(RECORDS SHOWN):
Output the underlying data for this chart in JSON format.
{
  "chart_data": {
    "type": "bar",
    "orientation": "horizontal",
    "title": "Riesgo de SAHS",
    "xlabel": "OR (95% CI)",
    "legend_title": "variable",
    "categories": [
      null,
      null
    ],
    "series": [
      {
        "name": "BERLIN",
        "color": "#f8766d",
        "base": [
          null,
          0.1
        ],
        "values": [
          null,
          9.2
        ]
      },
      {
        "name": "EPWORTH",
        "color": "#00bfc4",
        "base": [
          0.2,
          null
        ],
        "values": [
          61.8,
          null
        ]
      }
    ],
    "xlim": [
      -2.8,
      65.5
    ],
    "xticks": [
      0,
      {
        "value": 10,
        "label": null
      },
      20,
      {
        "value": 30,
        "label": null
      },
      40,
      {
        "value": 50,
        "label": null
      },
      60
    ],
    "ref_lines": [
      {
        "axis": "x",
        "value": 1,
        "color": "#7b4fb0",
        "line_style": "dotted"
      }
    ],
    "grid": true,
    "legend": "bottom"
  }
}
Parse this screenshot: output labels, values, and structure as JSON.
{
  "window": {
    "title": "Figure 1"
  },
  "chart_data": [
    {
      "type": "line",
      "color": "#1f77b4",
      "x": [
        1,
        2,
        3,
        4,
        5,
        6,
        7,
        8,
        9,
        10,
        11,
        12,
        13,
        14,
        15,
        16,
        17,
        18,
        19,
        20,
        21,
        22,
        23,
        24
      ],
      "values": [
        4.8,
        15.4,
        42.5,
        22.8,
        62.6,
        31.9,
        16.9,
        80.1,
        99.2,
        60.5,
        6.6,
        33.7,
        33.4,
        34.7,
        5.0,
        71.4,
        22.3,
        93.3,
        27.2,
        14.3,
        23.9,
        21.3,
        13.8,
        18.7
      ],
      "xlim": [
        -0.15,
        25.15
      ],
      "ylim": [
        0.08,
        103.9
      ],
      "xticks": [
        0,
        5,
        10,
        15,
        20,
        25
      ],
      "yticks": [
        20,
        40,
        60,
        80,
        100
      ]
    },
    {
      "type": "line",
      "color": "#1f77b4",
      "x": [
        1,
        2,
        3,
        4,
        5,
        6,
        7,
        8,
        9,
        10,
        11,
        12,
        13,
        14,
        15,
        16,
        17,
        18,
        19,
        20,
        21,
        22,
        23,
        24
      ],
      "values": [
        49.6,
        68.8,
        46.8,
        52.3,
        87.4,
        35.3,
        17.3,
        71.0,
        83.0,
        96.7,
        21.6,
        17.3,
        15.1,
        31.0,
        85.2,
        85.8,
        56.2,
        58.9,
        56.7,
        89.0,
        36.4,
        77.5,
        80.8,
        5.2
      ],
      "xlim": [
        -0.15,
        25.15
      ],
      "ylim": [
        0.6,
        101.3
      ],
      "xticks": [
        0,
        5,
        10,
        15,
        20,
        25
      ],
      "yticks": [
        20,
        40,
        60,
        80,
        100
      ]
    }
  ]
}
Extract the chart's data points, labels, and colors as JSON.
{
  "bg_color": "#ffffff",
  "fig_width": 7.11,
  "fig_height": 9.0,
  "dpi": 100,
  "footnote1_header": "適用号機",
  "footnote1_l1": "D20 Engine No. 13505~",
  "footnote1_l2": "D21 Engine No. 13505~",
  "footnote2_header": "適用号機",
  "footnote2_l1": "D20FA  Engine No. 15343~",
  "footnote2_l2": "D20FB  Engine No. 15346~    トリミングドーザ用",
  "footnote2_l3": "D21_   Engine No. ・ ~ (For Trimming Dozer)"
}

(TASK): Output exactly the lines from the one containing "Extract the chart's" through the last line of the entries, both ends included.

(WRITTEN SOLUTION):
Extract the chart's data points, labels, and colors as JSON.
{
  "bg_color": "#ffffff",
  "fig_width": 7.11,
  "fig_height": 9.0,
  "dpi": 100,
  "footnote1_header": "適用号機",
  "footnote1_l1": "D20 Engine No. 13505~",
  "footnote1_l2": "D21 Engine No. 13505~",
  "footnote2_header": "適用号機",
  "footnote2_l1": "D20FA  Engine No. 15343~",
  "footnote2_l2": "D20FB  Engine No. 15346~    トリミングドーザ用",
  "footnote2_l3": "D21_   Engine No. ・ ~ (For Trimming Dozer)"
}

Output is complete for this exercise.